**À FAIRE:**
**1)** Recopiez sans rien changer le passage de la décision de la présidence sur le projet de loi C-464 qui commence par « Délibérations du Comité sénatorial » et se termine par « de ces amendements. ».
**2)** Rédigez la suite de la décision de la présidence sur le projet de loi C-464, à partir de sa dernière phrase.

**EXTRAIT DU TEXTE:**

_ _ _ _

Délibérations du Comité sénatorial permanent des
Affaires juridiques et constitutionnelles
Fascicule 17 - Annexe 1120-04-02-3.40/L1-s-1-,18 « 1 »
Décision de la présidence
Il s'agit d'un rappel au Règlement très inhabituel, soulevé à huis clos. Il renvoie à la recevabilité, en procédure, d'amendements dont le Comité n'a pas encore été officiellement saisi. Toutefois, la décision que je m'apprête à rendre renferme l'essentiel de la décision que je rendrais si un rappel au Règlement semblable était soulevé après la présentation d'amendements semblables durant l'examen article par article du projet de loi C-464. Il ne s'agit pas ici d'un commentaire sur le caractère souhaitable ou non de ces amendements.
Aux fins de cette décision, j'ai consulté le vice-président du comité, le sénateur Wallace. J'ai aussi consulté les greffiers au Bureau. J'ai examiné les discours faits à l'étape de la deuxième lecture au Sénat et la transcription des délibérations du comité, et j'ai lu les notes de service du personnel sur la réunion à huis clos de la semaine dernière. J'ai aussi reçu des conseils du légiste, et j'ai consulté des ouvrages de référence tels que la deuxième édition de La procédure et les usages de la Chambre des communes, le Beauchesne (6e édition) et Erskine May (23e édition). Avant de rendre ma décision, j'ai également lu des décisions de Présidents du Sénat.
En ce qui concerne le projet de loi C-464 et les amendements proposés, voici mes réflexions. Le projet de loi C-464 modifie l'alinéa 515 (10)b) du Code criminel qui dit que la mise en liberté sous caution peut être refusée lorsque la détention est nécessaire pour la protection ou la sécurité du public, notamment celle des victimes et des témoins de l'infraction. Le projet de loi modifierait le Code pour ajouter à cette courte liste les mots « ou celle des personnes âgées de moins de dix-huit ans ». Le projet de loi ne vise pas à modifier la loi mais à la clarifier, se voulant un « drapeau rouge » pour signaler au juge l'importance de tenir compte de la sécurité des personnes de moins de dix-huit ans.

_ _ _ _

**CONTENU DES DONNÉES:**
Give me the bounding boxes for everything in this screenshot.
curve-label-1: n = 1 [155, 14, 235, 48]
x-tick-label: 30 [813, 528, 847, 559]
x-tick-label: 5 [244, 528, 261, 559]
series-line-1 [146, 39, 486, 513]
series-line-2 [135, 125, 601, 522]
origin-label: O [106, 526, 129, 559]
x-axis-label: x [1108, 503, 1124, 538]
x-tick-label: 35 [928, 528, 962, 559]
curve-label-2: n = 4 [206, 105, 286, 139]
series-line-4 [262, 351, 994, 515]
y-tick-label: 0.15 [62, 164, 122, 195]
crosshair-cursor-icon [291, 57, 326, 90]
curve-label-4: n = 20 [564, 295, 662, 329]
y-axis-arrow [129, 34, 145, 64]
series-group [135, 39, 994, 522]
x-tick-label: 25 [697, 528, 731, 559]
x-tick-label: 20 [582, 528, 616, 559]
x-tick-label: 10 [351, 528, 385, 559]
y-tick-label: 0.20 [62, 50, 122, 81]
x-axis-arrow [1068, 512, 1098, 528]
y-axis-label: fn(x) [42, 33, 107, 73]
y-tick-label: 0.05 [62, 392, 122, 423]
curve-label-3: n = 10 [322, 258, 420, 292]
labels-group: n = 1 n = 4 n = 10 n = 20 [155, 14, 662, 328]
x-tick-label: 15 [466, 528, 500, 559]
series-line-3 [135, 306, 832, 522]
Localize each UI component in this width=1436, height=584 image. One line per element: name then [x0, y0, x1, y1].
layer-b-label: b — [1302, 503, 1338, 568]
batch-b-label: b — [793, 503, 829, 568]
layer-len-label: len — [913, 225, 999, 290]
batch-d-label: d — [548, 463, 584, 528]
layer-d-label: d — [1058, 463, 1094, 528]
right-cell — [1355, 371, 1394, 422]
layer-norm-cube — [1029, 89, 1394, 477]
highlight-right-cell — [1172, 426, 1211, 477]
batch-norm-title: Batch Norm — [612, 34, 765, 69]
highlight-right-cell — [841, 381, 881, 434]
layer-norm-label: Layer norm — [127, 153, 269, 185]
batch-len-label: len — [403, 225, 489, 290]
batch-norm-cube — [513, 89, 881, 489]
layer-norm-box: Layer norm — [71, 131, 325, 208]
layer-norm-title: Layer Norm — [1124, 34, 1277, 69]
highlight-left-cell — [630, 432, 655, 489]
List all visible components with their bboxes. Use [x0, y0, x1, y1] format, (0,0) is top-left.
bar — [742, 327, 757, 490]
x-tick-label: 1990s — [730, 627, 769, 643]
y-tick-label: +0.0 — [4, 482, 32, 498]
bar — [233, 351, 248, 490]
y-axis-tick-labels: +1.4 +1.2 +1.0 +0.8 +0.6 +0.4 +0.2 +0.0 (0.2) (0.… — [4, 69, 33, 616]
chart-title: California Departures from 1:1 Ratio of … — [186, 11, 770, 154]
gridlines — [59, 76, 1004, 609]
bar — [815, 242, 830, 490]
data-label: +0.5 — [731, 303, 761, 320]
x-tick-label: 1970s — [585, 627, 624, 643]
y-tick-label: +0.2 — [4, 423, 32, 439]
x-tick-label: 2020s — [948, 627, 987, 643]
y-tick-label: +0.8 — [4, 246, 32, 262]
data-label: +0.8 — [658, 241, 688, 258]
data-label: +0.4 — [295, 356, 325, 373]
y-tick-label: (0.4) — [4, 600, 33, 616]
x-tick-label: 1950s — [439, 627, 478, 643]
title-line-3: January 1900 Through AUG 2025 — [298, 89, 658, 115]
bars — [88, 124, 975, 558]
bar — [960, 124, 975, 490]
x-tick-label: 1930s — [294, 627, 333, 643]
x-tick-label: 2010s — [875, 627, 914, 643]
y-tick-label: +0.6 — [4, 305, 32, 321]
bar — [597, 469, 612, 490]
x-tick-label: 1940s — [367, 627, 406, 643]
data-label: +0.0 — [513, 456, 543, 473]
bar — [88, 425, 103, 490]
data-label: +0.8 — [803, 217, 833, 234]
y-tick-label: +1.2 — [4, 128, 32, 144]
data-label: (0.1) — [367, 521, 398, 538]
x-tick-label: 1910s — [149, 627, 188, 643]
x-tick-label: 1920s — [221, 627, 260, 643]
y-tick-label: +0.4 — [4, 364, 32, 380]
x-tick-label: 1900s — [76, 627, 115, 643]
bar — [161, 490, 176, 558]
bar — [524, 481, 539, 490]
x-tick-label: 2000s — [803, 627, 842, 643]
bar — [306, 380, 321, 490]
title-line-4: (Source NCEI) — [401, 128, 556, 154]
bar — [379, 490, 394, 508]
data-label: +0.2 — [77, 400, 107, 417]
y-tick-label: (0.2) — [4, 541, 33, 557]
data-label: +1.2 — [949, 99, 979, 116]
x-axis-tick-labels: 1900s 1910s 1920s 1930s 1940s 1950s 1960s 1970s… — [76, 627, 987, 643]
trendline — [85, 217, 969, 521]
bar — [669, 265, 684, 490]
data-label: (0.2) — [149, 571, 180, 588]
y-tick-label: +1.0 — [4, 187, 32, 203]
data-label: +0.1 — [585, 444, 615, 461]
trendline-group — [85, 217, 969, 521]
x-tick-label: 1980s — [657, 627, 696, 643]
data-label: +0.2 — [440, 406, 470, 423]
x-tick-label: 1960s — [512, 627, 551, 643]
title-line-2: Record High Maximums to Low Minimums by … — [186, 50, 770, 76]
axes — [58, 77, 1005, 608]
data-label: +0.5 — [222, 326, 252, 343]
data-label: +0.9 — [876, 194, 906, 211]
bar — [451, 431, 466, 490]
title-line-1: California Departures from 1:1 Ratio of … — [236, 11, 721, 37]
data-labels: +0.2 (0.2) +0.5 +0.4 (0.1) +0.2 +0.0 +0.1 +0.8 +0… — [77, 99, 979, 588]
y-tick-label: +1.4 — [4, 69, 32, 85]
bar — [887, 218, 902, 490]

_ _ _ _

**RÉPONSES AUX TÂCHES:**
**1)**
Délibérations du Comité sénatorial permanent des
Affaires juridiques et constitutionnelles
Fascicule 17 - Annexe 1120-04-02-3.40/L1-s-1-,18 « 1 »
Décision de la présidence
Il s'agit d'un rappel au Règlement très inhabituel, soulevé à huis clos. Il renvoie à la recevabilité, en procédure, d'amendements dont le Comité n'a pas encore été officiellement saisi. Toutefois, la décision que je m'apprête à rendre renferme l'essentiel de la décision que je rendrais si un rappel au Règlement semblable était soulevé après la présentation d'amendements semblables durant l'examen article par article du projet de loi C-464. Il ne s'agit pas ici d'un commentaire sur le caractère souhaitable ou non de ces amendements.

**2)**
Le premier amendement proposé par le sénateur Carignan modifierait un autre élément de l'article 515, soit l'alinéa 515(4)e.1), qui traite des autres conditions pouvant figurer dans l'ordonnance de mise en liberté. Aux termes de l'alinéa en vigueur, des conditions peuvent être indiquées dans l'ordonnance pour assurer la sécurité « des victimes ou des témoins de l'infraction ». Il n'est pas question du public, dans cette disposition. Le sénateur Carignan voudrait amender le projet de loi pour ajouter à cette liste courte et limitée « les personnes âgées de moins de dix-huit ans ». Par conséquent, cet amendement modifierait le fond de la loi.
Le deuxième amendement proposé par le sénateur Carignan modifierait une autre disposition du Code, l'alinéa 518(1)d.2), qui traite des preuves que le juge de paix doit prendre en considération lorsqu'il établit les conditions de la mise en liberté. Cet amendement ajouterait à cette disposition du Code des preuves relatives à la sécurité des « personnes âgées de moins de dix-huit ans ». Encore une fois, il s'agit d'une modification touchant le fond de la loi.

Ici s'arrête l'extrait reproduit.